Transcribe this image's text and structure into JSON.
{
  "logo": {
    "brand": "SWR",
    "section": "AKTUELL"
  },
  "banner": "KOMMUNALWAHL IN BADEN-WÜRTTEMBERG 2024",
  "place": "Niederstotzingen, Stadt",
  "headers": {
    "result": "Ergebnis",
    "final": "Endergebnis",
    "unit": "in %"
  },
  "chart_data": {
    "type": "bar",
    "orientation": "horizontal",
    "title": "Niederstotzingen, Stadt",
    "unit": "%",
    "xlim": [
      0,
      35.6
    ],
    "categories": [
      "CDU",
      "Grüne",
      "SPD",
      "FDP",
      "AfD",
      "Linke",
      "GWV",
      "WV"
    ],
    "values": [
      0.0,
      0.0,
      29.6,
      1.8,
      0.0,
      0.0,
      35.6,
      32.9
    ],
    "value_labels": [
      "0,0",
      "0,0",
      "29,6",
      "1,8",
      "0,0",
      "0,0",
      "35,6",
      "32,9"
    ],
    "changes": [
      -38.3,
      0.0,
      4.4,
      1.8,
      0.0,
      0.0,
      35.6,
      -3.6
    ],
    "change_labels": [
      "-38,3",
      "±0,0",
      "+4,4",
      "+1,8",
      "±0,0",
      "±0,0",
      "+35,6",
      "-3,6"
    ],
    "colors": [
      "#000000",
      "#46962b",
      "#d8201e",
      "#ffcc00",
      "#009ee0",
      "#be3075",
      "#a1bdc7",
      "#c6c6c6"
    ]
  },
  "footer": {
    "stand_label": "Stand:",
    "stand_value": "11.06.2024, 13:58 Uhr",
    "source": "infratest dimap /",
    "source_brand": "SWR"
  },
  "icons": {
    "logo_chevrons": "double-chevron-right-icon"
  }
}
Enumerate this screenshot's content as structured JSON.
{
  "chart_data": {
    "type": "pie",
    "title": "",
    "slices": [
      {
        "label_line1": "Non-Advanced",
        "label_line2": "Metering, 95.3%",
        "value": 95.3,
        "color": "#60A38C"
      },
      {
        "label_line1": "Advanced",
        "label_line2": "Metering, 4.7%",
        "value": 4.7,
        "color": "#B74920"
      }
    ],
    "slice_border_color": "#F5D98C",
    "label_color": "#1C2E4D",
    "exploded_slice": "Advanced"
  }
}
____________
→ **YOUR GOAL**
Output the records above in their entirety, exactly.

→ **OUTPUT BELOW**
Transcribe this image's text and structure into JSON.
{
  "logo": {
    "brand": "SWR",
    "section": "AKTUELL"
  },
  "banner": "KOMMUNALWAHL IN BADEN-WÜRTTEMBERG 2024",
  "place": "Niederstotzingen, Stadt",
  "headers": {
    "result": "Ergebnis",
    "final": "Endergebnis",
    "unit": "in %"
  },
  "chart_data": {
    "type": "bar",
    "orientation": "horizontal",
    "title": "Niederstotzingen, Stadt",
    "unit": "%",
    "xlim": [
      0,
      35.6
    ],
    "categories": [
      "CDU",
      "Grüne",
      "SPD",
      "FDP",
      "AfD",
      "Linke",
      "GWV",
      "WV"
    ],
    "values": [
      0.0,
      0.0,
      29.6,
      1.8,
      0.0,
      0.0,
      35.6,
      32.9
    ],
    "value_labels": [
      "0,0",
      "0,0",
      "29,6",
      "1,8",
      "0,0",
      "0,0",
      "35,6",
      "32,9"
    ],
    "changes": [
      -38.3,
      0.0,
      4.4,
      1.8,
      0.0,
      0.0,
      35.6,
      -3.6
    ],
    "change_labels": [
      "-38,3",
      "±0,0",
      "+4,4",
      "+1,8",
      "±0,0",
      "±0,0",
      "+35,6",
      "-3,6"
    ],
    "colors": [
      "#000000",
      "#46962b",
      "#d8201e",
      "#ffcc00",
      "#009ee0",
      "#be3075",
      "#a1bdc7",
      "#c6c6c6"
    ]
  },
  "footer": {
    "stand_label": "Stand:",
    "stand_value": "11.06.2024, 13:58 Uhr",
    "source": "infratest dimap /",
    "source_brand": "SWR"
  },
  "icons": {
    "logo_chevrons": "double-chevron-right-icon"
  }
}
Enumerate this screenshot's content as structured JSON.
{
  "chart_data": {
    "type": "pie",
    "title": "",
    "slices": [
      {
        "label_line1": "Non-Advanced",
        "label_line2": "Metering, 95.3%",
        "value": 95.3,
        "color": "#60A38C"
      },
      {
        "label_line1": "Advanced",
        "label_line2": "Metering, 4.7%",
        "value": 4.7,
        "color": "#B74920"
      }
    ],
    "slice_border_color": "#F5D98C",
    "label_color": "#1C2E4D",
    "exploded_slice": "Advanced"
  }
}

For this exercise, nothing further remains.